TO BE DONE:
Make an exact copy of the records, with the pictures left out.

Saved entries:
# # #

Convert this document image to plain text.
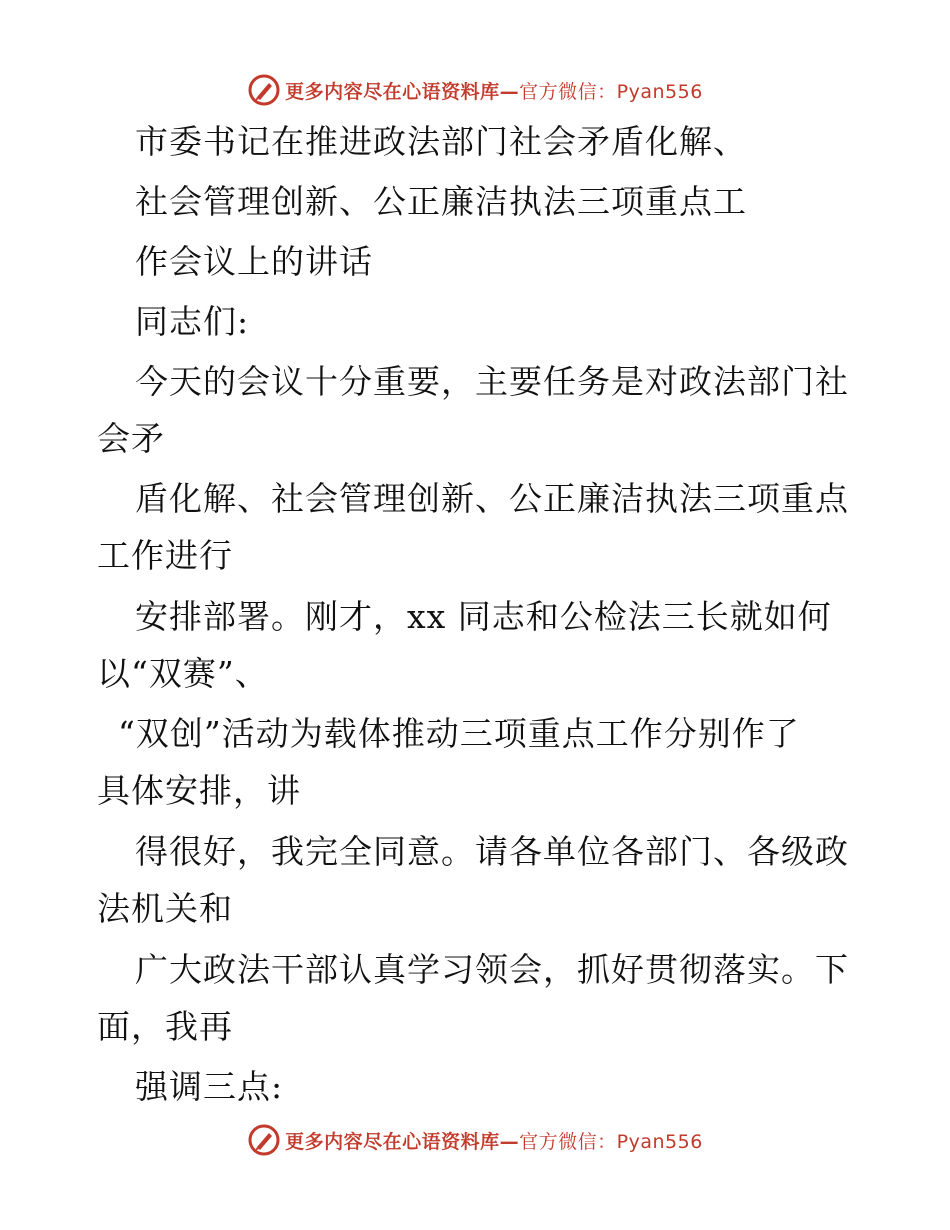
更多内容尽在心语资料库—官方微信：Pyan556
市委书记在推进政法部门社会矛盾化解、
社会管理创新、公正廉洁执法三项重点工
作会议上的讲话
同志们:
今天的会议十分重要，主要任务是对政法部门社
会矛
盾化解、社会管理创新、公正廉洁执法三项重点
工作进行
安排部署。刚才，xx 同志和公检法三长就如何
以“双赛”、
“双创”活动为载体推动三项重点工作分别作了
具体安排，讲
得很好，我完全同意。请各单位各部门、各级政
法机关和
广大政法干部认真学习领会，抓好贯彻落实。下
面，我再
强调三点:
更多内容尽在心语资料库—官方微信：Pyan556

# # #

RESPONSE TO THIS EXERCISE:
Convert this document image to plain text.
更多内容尽在心语资料库—官方微信：Pyan556
市委书记在推进政法部门社会矛盾化解、
社会管理创新、公正廉洁执法三项重点工
作会议上的讲话
同志们:
今天的会议十分重要，主要任务是对政法部门社
会矛
盾化解、社会管理创新、公正廉洁执法三项重点
工作进行
安排部署。刚才，xx 同志和公检法三长就如何
以“双赛”、
“双创”活动为载体推动三项重点工作分别作了
具体安排，讲
得很好，我完全同意。请各单位各部门、各级政
法机关和
广大政法干部认真学习领会，抓好贯彻落实。下
面，我再
强调三点:
更多内容尽在心语资料库—官方微信：Pyan556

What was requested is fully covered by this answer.